__Your objective__
Below are some entries. Output each one exactly as it appears.

--- Listed entries ---

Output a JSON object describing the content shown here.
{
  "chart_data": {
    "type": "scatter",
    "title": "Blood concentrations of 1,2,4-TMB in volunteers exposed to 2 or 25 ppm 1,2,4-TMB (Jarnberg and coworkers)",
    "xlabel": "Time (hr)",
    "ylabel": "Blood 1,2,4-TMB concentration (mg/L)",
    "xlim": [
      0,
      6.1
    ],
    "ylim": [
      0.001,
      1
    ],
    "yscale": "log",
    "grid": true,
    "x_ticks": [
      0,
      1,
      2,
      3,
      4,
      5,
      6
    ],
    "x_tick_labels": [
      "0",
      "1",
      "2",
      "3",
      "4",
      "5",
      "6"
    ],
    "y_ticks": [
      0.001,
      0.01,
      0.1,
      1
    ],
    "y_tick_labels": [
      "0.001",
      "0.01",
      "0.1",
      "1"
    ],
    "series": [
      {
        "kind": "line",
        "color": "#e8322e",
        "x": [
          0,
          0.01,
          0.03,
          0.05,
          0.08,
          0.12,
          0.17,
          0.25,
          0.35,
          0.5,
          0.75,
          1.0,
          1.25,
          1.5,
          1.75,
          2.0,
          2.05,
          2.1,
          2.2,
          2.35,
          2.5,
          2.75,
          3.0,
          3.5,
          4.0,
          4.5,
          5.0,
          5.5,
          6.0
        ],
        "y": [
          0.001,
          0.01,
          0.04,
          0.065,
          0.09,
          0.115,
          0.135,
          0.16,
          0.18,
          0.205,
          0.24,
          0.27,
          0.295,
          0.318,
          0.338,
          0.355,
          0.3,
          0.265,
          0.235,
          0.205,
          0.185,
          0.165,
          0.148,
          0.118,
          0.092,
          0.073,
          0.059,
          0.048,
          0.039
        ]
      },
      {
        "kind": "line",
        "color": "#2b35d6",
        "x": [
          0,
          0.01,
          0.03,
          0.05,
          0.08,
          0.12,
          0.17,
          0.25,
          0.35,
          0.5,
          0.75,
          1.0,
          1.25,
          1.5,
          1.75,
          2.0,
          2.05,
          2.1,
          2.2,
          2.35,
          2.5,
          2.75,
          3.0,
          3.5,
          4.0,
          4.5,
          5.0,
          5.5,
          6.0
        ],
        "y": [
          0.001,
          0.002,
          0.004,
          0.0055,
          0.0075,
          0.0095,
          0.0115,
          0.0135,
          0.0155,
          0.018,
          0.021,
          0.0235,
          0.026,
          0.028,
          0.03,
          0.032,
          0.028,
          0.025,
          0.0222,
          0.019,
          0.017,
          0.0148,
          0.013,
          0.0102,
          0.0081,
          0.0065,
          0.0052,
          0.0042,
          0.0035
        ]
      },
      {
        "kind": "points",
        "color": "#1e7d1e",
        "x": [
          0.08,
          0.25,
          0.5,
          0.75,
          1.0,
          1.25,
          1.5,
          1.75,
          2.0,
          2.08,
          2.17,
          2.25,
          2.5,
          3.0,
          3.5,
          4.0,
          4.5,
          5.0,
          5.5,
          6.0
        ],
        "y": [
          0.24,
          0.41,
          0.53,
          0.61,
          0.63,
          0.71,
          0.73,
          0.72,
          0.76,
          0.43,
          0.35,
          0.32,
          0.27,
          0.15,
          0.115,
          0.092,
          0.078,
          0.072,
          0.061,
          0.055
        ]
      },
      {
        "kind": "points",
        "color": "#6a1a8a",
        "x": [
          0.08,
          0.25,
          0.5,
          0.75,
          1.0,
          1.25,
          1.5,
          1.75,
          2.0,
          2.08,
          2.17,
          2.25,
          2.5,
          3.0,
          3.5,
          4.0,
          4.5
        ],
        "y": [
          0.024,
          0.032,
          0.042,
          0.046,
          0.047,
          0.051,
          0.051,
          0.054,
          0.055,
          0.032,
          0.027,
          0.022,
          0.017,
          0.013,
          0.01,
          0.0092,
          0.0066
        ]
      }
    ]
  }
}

---

__Full solution__
Output a JSON object describing the content shown here.
{
  "chart_data": {
    "type": "scatter",
    "title": "Blood concentrations of 1,2,4-TMB in volunteers exposed to 2 or 25 ppm 1,2,4-TMB (Jarnberg and coworkers)",
    "xlabel": "Time (hr)",
    "ylabel": "Blood 1,2,4-TMB concentration (mg/L)",
    "xlim": [
      0,
      6.1
    ],
    "ylim": [
      0.001,
      1
    ],
    "yscale": "log",
    "grid": true,
    "x_ticks": [
      0,
      1,
      2,
      3,
      4,
      5,
      6
    ],
    "x_tick_labels": [
      "0",
      "1",
      "2",
      "3",
      "4",
      "5",
      "6"
    ],
    "y_ticks": [
      0.001,
      0.01,
      0.1,
      1
    ],
    "y_tick_labels": [
      "0.001",
      "0.01",
      "0.1",
      "1"
    ],
    "series": [
      {
        "kind": "line",
        "color": "#e8322e",
        "x": [
          0,
          0.01,
          0.03,
          0.05,
          0.08,
          0.12,
          0.17,
          0.25,
          0.35,
          0.5,
          0.75,
          1.0,
          1.25,
          1.5,
          1.75,
          2.0,
          2.05,
          2.1,
          2.2,
          2.35,
          2.5,
          2.75,
          3.0,
          3.5,
          4.0,
          4.5,
          5.0,
          5.5,
          6.0
        ],
        "y": [
          0.001,
          0.01,
          0.04,
          0.065,
          0.09,
          0.115,
          0.135,
          0.16,
          0.18,
          0.205,
          0.24,
          0.27,
          0.295,
          0.318,
          0.338,
          0.355,
          0.3,
          0.265,
          0.235,
          0.205,
          0.185,
          0.165,
          0.148,
          0.118,
          0.092,
          0.073,
          0.059,
          0.048,
          0.039
        ]
      },
      {
        "kind": "line",
        "color": "#2b35d6",
        "x": [
          0,
          0.01,
          0.03,
          0.05,
          0.08,
          0.12,
          0.17,
          0.25,
          0.35,
          0.5,
          0.75,
          1.0,
          1.25,
          1.5,
          1.75,
          2.0,
          2.05,
          2.1,
          2.2,
          2.35,
          2.5,
          2.75,
          3.0,
          3.5,
          4.0,
          4.5,
          5.0,
          5.5,
          6.0
        ],
        "y": [
          0.001,
          0.002,
          0.004,
          0.0055,
          0.0075,
          0.0095,
          0.0115,
          0.0135,
          0.0155,
          0.018,
          0.021,
          0.0235,
          0.026,
          0.028,
          0.03,
          0.032,
          0.028,
          0.025,
          0.0222,
          0.019,
          0.017,
          0.0148,
          0.013,
          0.0102,
          0.0081,
          0.0065,
          0.0052,
          0.0042,
          0.0035
        ]
      },
      {
        "kind": "points",
        "color": "#1e7d1e",
        "x": [
          0.08,
          0.25,
          0.5,
          0.75,
          1.0,
          1.25,
          1.5,
          1.75,
          2.0,
          2.08,
          2.17,
          2.25,
          2.5,
          3.0,
          3.5,
          4.0,
          4.5,
          5.0,
          5.5,
          6.0
        ],
        "y": [
          0.24,
          0.41,
          0.53,
          0.61,
          0.63,
          0.71,
          0.73,
          0.72,
          0.76,
          0.43,
          0.35,
          0.32,
          0.27,
          0.15,
          0.115,
          0.092,
          0.078,
          0.072,
          0.061,
          0.055
        ]
      },
      {
        "kind": "points",
        "color": "#6a1a8a",
        "x": [
          0.08,
          0.25,
          0.5,
          0.75,
          1.0,
          1.25,
          1.5,
          1.75,
          2.0,
          2.08,
          2.17,
          2.25,
          2.5,
          3.0,
          3.5,
          4.0,
          4.5
        ],
        "y": [
          0.024,
          0.032,
          0.042,
          0.046,
          0.047,
          0.051,
          0.051,
          0.054,
          0.055,
          0.032,
          0.027,
          0.022,
          0.017,
          0.013,
          0.01,
          0.0092,
          0.0066
        ]
      }
    ]
  }
}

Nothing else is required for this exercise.